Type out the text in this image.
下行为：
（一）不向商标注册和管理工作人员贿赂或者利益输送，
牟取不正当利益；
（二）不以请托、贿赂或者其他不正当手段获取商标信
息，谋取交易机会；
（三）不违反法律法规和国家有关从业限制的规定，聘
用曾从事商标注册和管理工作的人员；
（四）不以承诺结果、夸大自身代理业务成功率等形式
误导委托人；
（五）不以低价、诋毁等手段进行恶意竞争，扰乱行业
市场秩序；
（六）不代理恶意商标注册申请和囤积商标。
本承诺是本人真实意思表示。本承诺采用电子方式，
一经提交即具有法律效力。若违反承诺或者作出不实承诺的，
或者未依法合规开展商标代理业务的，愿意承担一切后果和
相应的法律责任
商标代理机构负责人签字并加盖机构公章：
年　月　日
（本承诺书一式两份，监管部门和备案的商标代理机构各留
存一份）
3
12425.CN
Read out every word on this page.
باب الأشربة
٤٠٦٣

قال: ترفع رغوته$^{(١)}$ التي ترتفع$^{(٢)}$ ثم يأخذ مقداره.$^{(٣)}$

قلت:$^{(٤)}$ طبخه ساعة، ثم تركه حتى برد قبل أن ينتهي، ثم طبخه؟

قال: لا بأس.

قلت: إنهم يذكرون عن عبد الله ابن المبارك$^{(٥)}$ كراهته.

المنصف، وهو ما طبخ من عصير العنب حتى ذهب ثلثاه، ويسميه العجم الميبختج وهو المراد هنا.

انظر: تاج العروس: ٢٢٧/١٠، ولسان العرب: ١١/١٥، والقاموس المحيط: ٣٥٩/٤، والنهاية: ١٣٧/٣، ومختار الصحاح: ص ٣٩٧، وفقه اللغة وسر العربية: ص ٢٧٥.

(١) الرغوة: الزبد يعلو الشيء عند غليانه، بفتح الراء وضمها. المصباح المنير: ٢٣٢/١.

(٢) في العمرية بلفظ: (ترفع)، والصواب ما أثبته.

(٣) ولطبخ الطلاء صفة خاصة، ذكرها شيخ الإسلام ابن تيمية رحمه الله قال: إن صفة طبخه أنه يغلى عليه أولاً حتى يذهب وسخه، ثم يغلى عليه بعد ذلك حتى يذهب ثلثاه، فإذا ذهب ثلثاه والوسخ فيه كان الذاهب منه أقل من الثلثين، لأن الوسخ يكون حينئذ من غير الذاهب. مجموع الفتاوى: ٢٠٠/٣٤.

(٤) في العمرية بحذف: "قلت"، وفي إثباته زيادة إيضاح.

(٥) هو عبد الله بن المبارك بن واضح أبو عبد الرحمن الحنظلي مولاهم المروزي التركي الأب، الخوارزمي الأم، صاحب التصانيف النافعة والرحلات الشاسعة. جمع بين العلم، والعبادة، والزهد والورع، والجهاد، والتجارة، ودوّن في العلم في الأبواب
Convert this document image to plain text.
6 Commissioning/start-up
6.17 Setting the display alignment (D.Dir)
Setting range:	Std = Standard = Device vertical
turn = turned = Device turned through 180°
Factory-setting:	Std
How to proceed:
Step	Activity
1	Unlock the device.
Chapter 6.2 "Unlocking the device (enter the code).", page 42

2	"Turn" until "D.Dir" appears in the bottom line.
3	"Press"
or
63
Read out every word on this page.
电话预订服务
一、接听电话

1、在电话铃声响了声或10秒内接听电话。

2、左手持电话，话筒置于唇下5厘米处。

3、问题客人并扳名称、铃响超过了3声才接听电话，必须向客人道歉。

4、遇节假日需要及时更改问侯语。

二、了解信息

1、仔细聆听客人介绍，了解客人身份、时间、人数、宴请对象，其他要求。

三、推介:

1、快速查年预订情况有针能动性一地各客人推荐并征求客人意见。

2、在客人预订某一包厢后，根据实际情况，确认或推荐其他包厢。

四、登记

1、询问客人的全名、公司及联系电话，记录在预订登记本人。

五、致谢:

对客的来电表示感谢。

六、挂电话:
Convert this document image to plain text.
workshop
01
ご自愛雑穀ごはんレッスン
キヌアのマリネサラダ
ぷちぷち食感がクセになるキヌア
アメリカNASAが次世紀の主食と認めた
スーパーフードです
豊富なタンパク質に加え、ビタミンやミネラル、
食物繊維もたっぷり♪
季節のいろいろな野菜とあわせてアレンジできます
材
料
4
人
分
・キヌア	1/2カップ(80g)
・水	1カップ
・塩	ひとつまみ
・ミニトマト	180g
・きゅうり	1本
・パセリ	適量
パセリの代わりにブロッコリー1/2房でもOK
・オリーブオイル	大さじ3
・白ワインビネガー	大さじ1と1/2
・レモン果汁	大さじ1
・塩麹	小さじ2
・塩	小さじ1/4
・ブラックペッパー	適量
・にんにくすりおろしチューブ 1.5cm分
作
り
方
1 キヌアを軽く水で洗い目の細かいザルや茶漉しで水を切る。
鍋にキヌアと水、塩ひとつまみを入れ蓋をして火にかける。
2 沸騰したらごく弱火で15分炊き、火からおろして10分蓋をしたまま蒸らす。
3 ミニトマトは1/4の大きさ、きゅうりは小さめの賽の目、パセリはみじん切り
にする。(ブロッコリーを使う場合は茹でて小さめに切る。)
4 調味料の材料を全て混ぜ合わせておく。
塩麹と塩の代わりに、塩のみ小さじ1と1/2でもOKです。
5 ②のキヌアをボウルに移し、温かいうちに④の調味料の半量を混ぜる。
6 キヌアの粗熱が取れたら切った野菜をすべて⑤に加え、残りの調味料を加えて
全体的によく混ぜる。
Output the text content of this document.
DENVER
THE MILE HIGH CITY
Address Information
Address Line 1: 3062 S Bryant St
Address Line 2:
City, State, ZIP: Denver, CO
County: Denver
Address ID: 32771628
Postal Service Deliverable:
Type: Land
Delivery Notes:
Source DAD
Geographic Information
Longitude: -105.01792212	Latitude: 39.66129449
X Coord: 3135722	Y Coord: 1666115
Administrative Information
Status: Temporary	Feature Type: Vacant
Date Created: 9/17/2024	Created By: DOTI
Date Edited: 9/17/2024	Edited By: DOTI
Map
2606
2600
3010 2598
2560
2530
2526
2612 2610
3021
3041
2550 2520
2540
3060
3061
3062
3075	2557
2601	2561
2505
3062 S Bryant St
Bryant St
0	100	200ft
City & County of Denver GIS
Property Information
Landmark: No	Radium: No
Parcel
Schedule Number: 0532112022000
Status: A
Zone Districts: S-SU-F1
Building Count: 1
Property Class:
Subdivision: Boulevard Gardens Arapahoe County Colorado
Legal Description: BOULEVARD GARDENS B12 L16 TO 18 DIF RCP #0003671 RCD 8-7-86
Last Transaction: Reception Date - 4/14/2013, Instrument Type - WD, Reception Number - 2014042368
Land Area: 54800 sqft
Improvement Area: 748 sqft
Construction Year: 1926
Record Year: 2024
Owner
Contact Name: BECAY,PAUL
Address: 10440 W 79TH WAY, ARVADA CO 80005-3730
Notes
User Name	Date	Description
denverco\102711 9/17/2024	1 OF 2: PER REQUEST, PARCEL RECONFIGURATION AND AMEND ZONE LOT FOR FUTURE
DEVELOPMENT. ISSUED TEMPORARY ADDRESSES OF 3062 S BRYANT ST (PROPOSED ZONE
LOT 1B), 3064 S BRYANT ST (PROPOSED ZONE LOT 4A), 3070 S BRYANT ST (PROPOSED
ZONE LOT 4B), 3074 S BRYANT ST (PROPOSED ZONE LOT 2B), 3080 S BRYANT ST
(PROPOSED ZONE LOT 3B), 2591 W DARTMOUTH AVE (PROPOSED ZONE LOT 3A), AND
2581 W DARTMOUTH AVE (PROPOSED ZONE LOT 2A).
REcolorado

------------------------------------

# REQUIREMENTS
Identify the lines that contain the string "Area", and copy every one of them.

# FULL OUTPUT
Land Area: 54800 sqft
Improvement Area: 748 sqft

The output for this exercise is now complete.